[EXERCISES]
1: Set down, word for word, everything in the article about the Northern Broadsides play from "As an actor, McAndrew" down to "any one time.".
2: Pull out everything in the records from their very start down to and including the line that contains "The indicator 2 is at (497, 118).", repeating each line exactly and leaving the pictures out of your answer.

[SOURCE TEXT]

19,240.

That is the number of young men who were mown down on the first day of the Somme in 1916. To mark the centenary of The Great War, Northern Broadsides is touring Deborah McAndrew’s new play An Autumn Bank Holiday Lark.

As an actor, McAndrew will always be remembered as the feisty Corrie legend Angie Freeman, but since departing the Weatherfield cobbles she has developed a reputation as one of the North’s best playwrights, often in tandem with Halifax-based Broadsides.

Her new work, partly inspired by Philip Larkin’s poem MCMXIV, is focused around the annual rush-bearing festivals which began when churches had earth floors and the rushes were brought into soak up the mud tramped in by worshippers.

“It is a big deal and happens during the Wakes Week when the mills closed and, in some areas today, they still call a week in the August holidays The Wakes,” explains McAndrew. “They were staggered across the area so not all the mills were closed at any one time.

“Instead of the women just going ‘let’s get rushes off floor’, the men thought ‘we’ll have a cart, bells and dancing’ so it becomes a much bigger thing altogether. It was originally the young women who took the rushes out, but it then become scandalous for the women to pull a rush cart and dance.”

[EXTRACTED DATA]
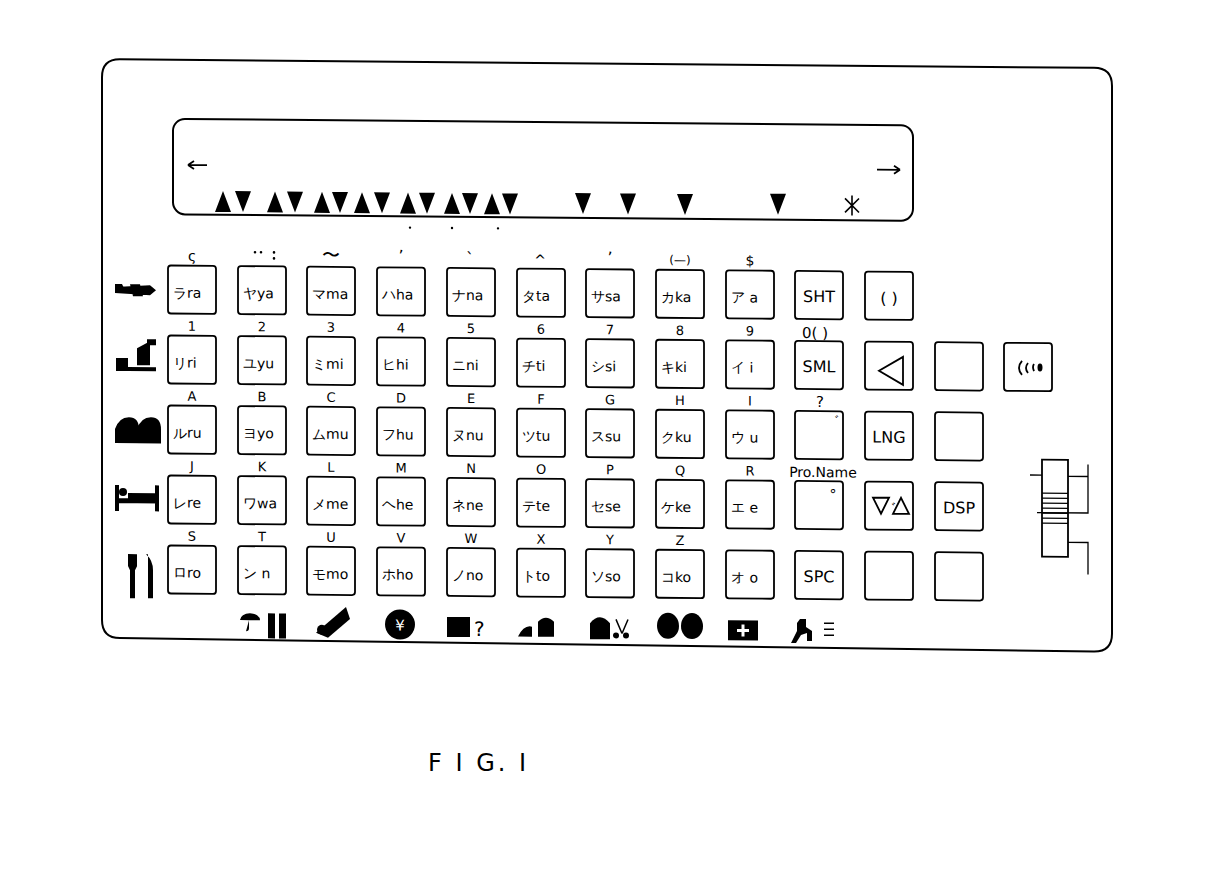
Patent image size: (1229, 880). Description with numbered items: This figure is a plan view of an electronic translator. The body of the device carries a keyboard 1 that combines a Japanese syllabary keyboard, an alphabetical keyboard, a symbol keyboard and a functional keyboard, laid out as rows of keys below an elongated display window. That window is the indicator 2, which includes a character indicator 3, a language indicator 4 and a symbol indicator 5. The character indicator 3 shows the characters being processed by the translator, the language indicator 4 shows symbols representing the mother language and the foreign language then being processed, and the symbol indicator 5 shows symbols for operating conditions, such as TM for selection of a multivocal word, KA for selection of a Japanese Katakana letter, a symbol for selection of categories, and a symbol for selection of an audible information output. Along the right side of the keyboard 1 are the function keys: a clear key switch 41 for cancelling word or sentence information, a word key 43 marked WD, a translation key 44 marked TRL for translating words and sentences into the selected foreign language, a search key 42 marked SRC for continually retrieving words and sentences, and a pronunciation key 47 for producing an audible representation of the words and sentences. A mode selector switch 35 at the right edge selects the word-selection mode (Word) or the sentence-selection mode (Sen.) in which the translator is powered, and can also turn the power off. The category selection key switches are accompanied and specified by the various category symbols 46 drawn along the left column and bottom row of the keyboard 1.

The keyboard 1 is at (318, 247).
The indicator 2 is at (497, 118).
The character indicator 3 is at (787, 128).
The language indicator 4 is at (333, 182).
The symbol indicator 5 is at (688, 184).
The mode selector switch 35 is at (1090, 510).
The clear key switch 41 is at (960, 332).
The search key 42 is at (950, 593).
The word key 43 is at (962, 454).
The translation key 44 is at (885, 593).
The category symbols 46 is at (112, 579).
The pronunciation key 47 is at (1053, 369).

[RESULTS]
1:
As an actor, McAndrew will always be remembered as the feisty Corrie legend Angie Freeman, but since departing the Weatherfield cobbles she has developed a reputation as one of the North’s best playwrights, often in tandem with Halifax-based Broadsides.

Her new work, partly inspired by Philip Larkin’s poem MCMXIV, is focused around the annual rush-bearing festivals which began when churches had earth floors and the rushes were brought into soak up the mud tramped in by worshippers.

“It is a big deal and happens during the Wakes Week when the mills closed and, in some areas today, they still call a week in the August holidays The Wakes,” explains McAndrew. “They were staggered across the area so not all the mills were closed at any one time.

2:
Patent image size: (1229, 880). Description with numbered items: This figure is a plan view of an electronic translator. The body of the device carries a keyboard 1 that combines a Japanese syllabary keyboard, an alphabetical keyboard, a symbol keyboard and a functional keyboard, laid out as rows of keys below an elongated display window. That window is the indicator 2, which includes a character indicator 3, a language indicator 4 and a symbol indicator 5. The character indicator 3 shows the characters being processed by the translator, the language indicator 4 shows symbols representing the mother language and the foreign language then being processed, and the symbol indicator 5 shows symbols for operating conditions, such as TM for selection of a multivocal word, KA for selection of a Japanese Katakana letter, a symbol for selection of categories, and a symbol for selection of an audible information output. Along the right side of the keyboard 1 are the function keys: a clear key switch 41 for cancelling word or sentence information, a word key 43 marked WD, a translation key 44 marked TRL for translating words and sentences into the selected foreign language, a search key 42 marked SRC for continually retrieving words and sentences, and a pronunciation key 47 for producing an audible representation of the words and sentences. A mode selector switch 35 at the right edge selects the word-selection mode (Word) or the sentence-selection mode (Sen.) in which the translator is powered, and can also turn the power off. The category selection key switches are accompanied and specified by the various category symbols 46 drawn along the left column and bottom row of the keyboard 1.

The keyboard 1 is at (318, 247).
The indicator 2 is at (497, 118).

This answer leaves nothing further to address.